● **Exercise aim**
Output each line exactly as it appears, skipping any embedded picture.

Stored entries:

------------------------------

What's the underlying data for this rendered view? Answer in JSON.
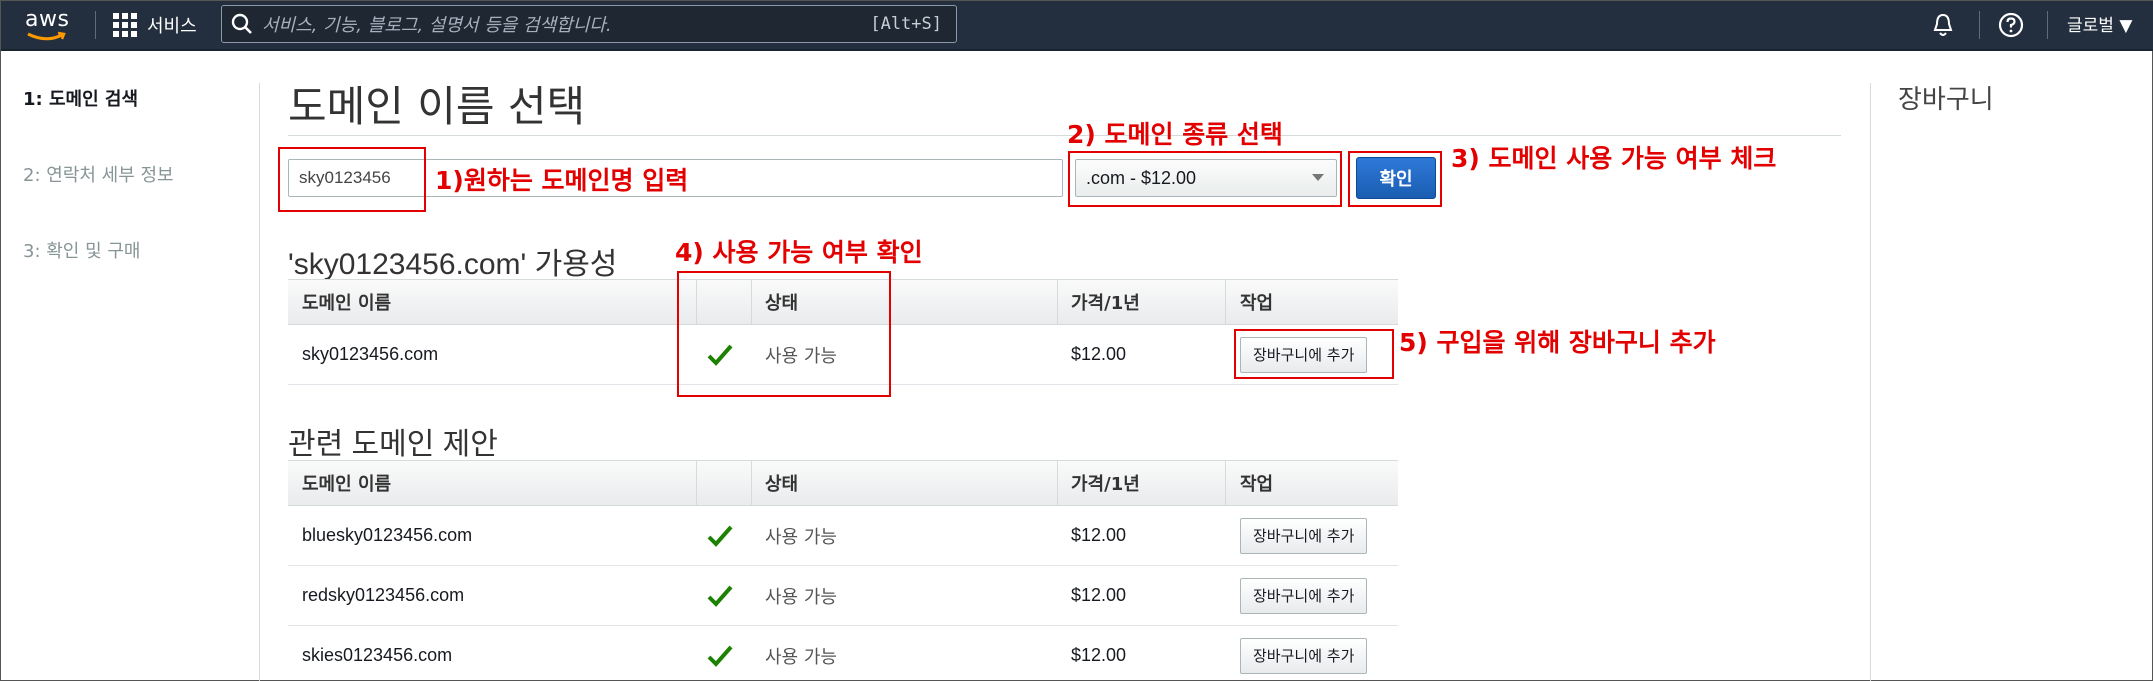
{
  "nav": {
    "logo_text": "aws",
    "services_label": "서비스",
    "search_placeholder": "서비스, 기능, 블로그, 설명서 등을 검색합니다.",
    "search_shortcut": "[Alt+S]",
    "region_label": "글로벌 ▼"
  },
  "steps": [
    {
      "label": "1: 도메인 검색"
    },
    {
      "label": "2: 연락처 세부 정보"
    },
    {
      "label": "3: 확인 및 구매"
    }
  ],
  "page_title": "도메인 이름 선택",
  "search": {
    "domain_value": "sky0123456",
    "tld_selected": ".com - $12.00",
    "confirm_label": "확인"
  },
  "availability": {
    "title": "'sky0123456.com' 가용성",
    "headers": {
      "name": "도메인 이름",
      "status": "상태",
      "price": "가격/1년",
      "action": "작업"
    },
    "rows": [
      {
        "name": "sky0123456.com",
        "status": "사용 가능",
        "price": "$12.00",
        "action": "장바구니에 추가"
      }
    ]
  },
  "suggestions": {
    "title": "관련 도메인 제안",
    "headers": {
      "name": "도메인 이름",
      "status": "상태",
      "price": "가격/1년",
      "action": "작업"
    },
    "rows": [
      {
        "name": "bluesky0123456.com",
        "status": "사용 가능",
        "price": "$12.00",
        "action": "장바구니에 추가"
      },
      {
        "name": "redsky0123456.com",
        "status": "사용 가능",
        "price": "$12.00",
        "action": "장바구니에 추가"
      },
      {
        "name": "skies0123456.com",
        "status": "사용 가능",
        "price": "$12.00",
        "action": "장바구니에 추가"
      }
    ]
  },
  "cart": {
    "title": "장바구니"
  },
  "annotations": {
    "a1": "1)원하는 도메인명 입력",
    "a2": "2) 도메인 종류 선택",
    "a3": "3) 도메인 사용 가능 여부 체크",
    "a4": "4) 사용 가능 여부 확인",
    "a5": "5) 구입을 위해 장바구니 추가",
    "color": "#e30000"
  },
  "colors": {
    "nav_bg": "#232f3e",
    "primary_button": "#1a5db2",
    "check_green": "#1d8102"
  }
}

------------------------------

● **Solution to this task**
What's the underlying data for this rendered view? Answer in JSON.
{
  "nav": {
    "logo_text": "aws",
    "services_label": "서비스",
    "search_placeholder": "서비스, 기능, 블로그, 설명서 등을 검색합니다.",
    "search_shortcut": "[Alt+S]",
    "region_label": "글로벌 ▼"
  },
  "steps": [
    {
      "label": "1: 도메인 검색"
    },
    {
      "label": "2: 연락처 세부 정보"
    },
    {
      "label": "3: 확인 및 구매"
    }
  ],
  "page_title": "도메인 이름 선택",
  "search": {
    "domain_value": "sky0123456",
    "tld_selected": ".com - $12.00",
    "confirm_label": "확인"
  },
  "availability": {
    "title": "'sky0123456.com' 가용성",
    "headers": {
      "name": "도메인 이름",
      "status": "상태",
      "price": "가격/1년",
      "action": "작업"
    },
    "rows": [
      {
        "name": "sky0123456.com",
        "status": "사용 가능",
        "price": "$12.00",
        "action": "장바구니에 추가"
      }
    ]
  },
  "suggestions": {
    "title": "관련 도메인 제안",
    "headers": {
      "name": "도메인 이름",
      "status": "상태",
      "price": "가격/1년",
      "action": "작업"
    },
    "rows": [
      {
        "name": "bluesky0123456.com",
        "status": "사용 가능",
        "price": "$12.00",
        "action": "장바구니에 추가"
      },
      {
        "name": "redsky0123456.com",
        "status": "사용 가능",
        "price": "$12.00",
        "action": "장바구니에 추가"
      },
      {
        "name": "skies0123456.com",
        "status": "사용 가능",
        "price": "$12.00",
        "action": "장바구니에 추가"
      }
    ]
  },
  "cart": {
    "title": "장바구니"
  },
  "annotations": {
    "a1": "1)원하는 도메인명 입력",
    "a2": "2) 도메인 종류 선택",
    "a3": "3) 도메인 사용 가능 여부 체크",
    "a4": "4) 사용 가능 여부 확인",
    "a5": "5) 구입을 위해 장바구니 추가",
    "color": "#e30000"
  },
  "colors": {
    "nav_bg": "#232f3e",
    "primary_button": "#1a5db2",
    "check_green": "#1d8102"
  }
}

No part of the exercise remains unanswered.